- **What the task requires**:
Using the listing below, please gather every line containing the word "name".

(Records)

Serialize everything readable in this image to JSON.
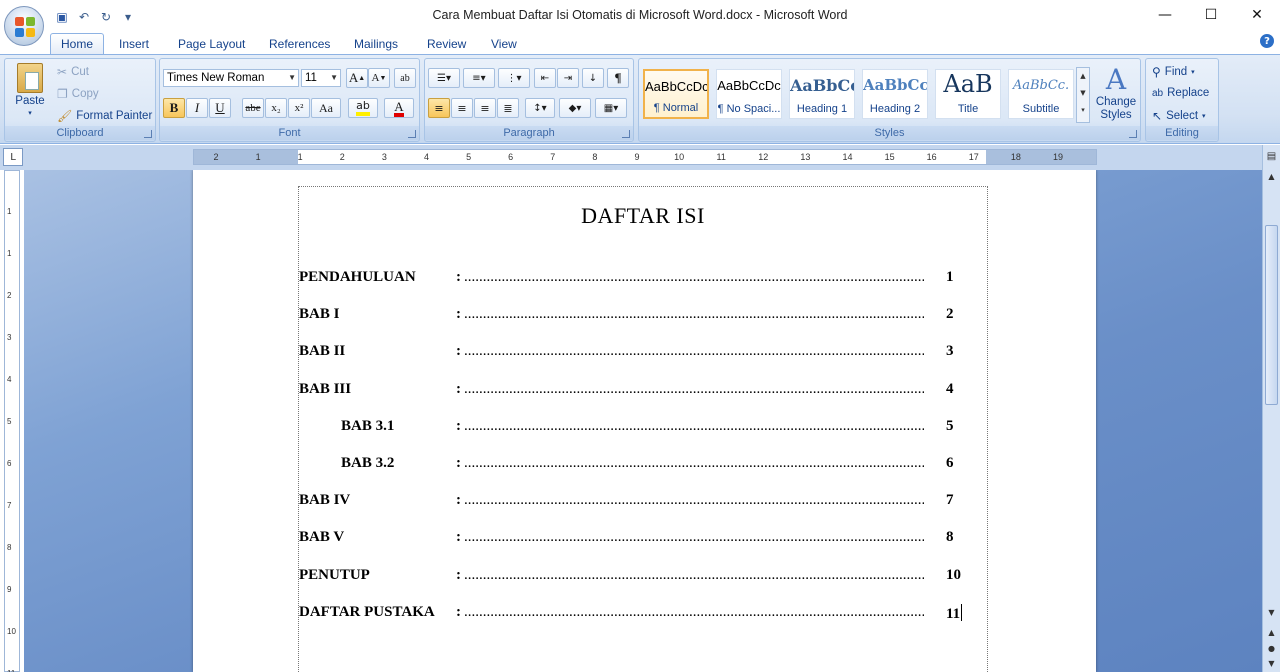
{
  "window": {
    "title": "Cara Membuat Daftar Isi Otomatis di Microsoft Word.docx - Microsoft Word",
    "minimize": "—",
    "maximize": "☐",
    "close": "✕"
  },
  "quick_access": {
    "save_icon": "💾",
    "undo_icon": "↶",
    "redo_icon": "↻",
    "more_icon": "▾"
  },
  "tabs": [
    "Home",
    "Insert",
    "Page Layout",
    "References",
    "Mailings",
    "Review",
    "View"
  ],
  "help": "?",
  "clipboard": {
    "paste": "Paste",
    "cut": "Cut",
    "copy": "Copy",
    "format_painter": "Format Painter",
    "label": "Clipboard"
  },
  "font": {
    "name": "Times New Roman",
    "size": "11",
    "label": "Font",
    "bold": "B",
    "italic": "I",
    "underline": "U",
    "strike": "abe",
    "sub": "x₂",
    "sup": "x²",
    "case": "Aa",
    "grow": "A",
    "shrink": "A"
  },
  "paragraph": {
    "label": "Paragraph"
  },
  "styles": {
    "label": "Styles",
    "items": [
      {
        "sample": "AaBbCcDc",
        "name": "¶ Normal"
      },
      {
        "sample": "AaBbCcDc",
        "name": "¶ No Spaci..."
      },
      {
        "sample": "AaBbCc",
        "name": "Heading 1"
      },
      {
        "sample": "AaBbCc",
        "name": "Heading 2"
      },
      {
        "sample": "AaB",
        "name": "Title"
      },
      {
        "sample": "AaBbCc.",
        "name": "Subtitle"
      }
    ],
    "change_styles": "Change Styles"
  },
  "editing": {
    "find": "Find",
    "replace": "Replace",
    "select": "Select",
    "label": "Editing"
  },
  "ruler": {
    "ticks": [
      "2",
      "1",
      "1",
      "2",
      "3",
      "4",
      "5",
      "6",
      "7",
      "8",
      "9",
      "10",
      "11",
      "12",
      "13",
      "14",
      "15",
      "16",
      "17",
      "18",
      "19"
    ],
    "vticks": [
      "1",
      "1",
      "2",
      "3",
      "4",
      "5",
      "6",
      "7",
      "8",
      "9",
      "10",
      "11"
    ]
  },
  "document": {
    "title": "DAFTAR ISI",
    "toc": [
      {
        "label": "PENDAHULUAN",
        "page": "1",
        "indent": false
      },
      {
        "label": "BAB I",
        "page": "2",
        "indent": false
      },
      {
        "label": "BAB II",
        "page": "3",
        "indent": false
      },
      {
        "label": "BAB III",
        "page": "4",
        "indent": false
      },
      {
        "label": "BAB 3.1",
        "page": "5",
        "indent": true
      },
      {
        "label": "BAB 3.2",
        "page": "6",
        "indent": true
      },
      {
        "label": "BAB IV",
        "page": "7",
        "indent": false
      },
      {
        "label": "BAB V",
        "page": "8",
        "indent": false
      },
      {
        "label": "PENUTUP",
        "page": "10",
        "indent": false
      },
      {
        "label": "DAFTAR PUSTAKA",
        "page": "11",
        "indent": false
      }
    ],
    "colon": ":",
    "leader": ".........................................................................................................................................................................................."
  }
}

- **Task result**:
    "name": "Times New Roman",
        "name": "¶ Normal"
        "name": "¶ No Spaci..."
        "name": "Heading 1"
        "name": "Heading 2"
        "name": "Title"
        "name": "Subtitle"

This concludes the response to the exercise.